Requirements: Would you retype, word for word, the line with "Read out every word on this page." and every line after it through the end of the records below?

## START

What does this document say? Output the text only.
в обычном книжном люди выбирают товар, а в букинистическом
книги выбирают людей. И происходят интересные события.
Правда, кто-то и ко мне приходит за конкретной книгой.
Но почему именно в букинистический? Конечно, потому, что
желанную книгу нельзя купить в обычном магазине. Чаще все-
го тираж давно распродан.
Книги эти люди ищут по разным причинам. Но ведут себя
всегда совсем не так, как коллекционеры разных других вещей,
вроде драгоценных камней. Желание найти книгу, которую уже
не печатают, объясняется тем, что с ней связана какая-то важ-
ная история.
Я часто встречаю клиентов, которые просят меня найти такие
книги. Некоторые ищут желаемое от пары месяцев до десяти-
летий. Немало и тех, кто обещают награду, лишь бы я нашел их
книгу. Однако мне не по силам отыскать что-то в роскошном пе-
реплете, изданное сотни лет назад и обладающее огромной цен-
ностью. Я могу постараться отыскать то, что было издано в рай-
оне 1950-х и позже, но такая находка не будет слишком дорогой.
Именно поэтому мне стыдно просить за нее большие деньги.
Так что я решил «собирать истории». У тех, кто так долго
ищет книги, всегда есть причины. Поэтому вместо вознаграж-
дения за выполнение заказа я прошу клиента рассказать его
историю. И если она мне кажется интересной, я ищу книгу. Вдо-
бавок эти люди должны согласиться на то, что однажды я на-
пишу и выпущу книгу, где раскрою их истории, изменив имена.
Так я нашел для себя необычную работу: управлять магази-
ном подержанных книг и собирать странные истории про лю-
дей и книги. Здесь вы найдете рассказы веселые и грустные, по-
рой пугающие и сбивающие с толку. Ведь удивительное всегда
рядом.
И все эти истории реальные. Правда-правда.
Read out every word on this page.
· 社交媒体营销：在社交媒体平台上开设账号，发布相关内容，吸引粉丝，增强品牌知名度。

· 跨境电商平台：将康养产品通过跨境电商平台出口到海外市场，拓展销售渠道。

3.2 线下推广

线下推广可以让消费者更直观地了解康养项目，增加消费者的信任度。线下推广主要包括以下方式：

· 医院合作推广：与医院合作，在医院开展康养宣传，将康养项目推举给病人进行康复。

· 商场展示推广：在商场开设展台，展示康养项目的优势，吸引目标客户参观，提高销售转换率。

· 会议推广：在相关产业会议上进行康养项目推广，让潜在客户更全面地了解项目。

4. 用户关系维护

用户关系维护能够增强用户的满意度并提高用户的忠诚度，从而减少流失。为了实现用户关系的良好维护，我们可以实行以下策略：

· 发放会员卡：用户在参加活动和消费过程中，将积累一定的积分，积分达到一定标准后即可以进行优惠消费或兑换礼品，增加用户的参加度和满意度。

## END

Result for this exercise:
Read out every word on this page.
· 社交媒体营销：在社交媒体平台上开设账号，发布相关内容，吸引粉丝，增强品牌知名度。

· 跨境电商平台：将康养产品通过跨境电商平台出口到海外市场，拓展销售渠道。

3.2 线下推广

线下推广可以让消费者更直观地了解康养项目，增加消费者的信任度。线下推广主要包括以下方式：

· 医院合作推广：与医院合作，在医院开展康养宣传，将康养项目推举给病人进行康复。

· 商场展示推广：在商场开设展台，展示康养项目的优势，吸引目标客户参观，提高销售转换率。

· 会议推广：在相关产业会议上进行康养项目推广，让潜在客户更全面地了解项目。

4. 用户关系维护

用户关系维护能够增强用户的满意度并提高用户的忠诚度，从而减少流失。为了实现用户关系的良好维护，我们可以实行以下策略：

· 发放会员卡：用户在参加活动和消费过程中，将积累一定的积分，积分达到一定标准后即可以进行优惠消费或兑换礼品，增加用户的参加度和满意度。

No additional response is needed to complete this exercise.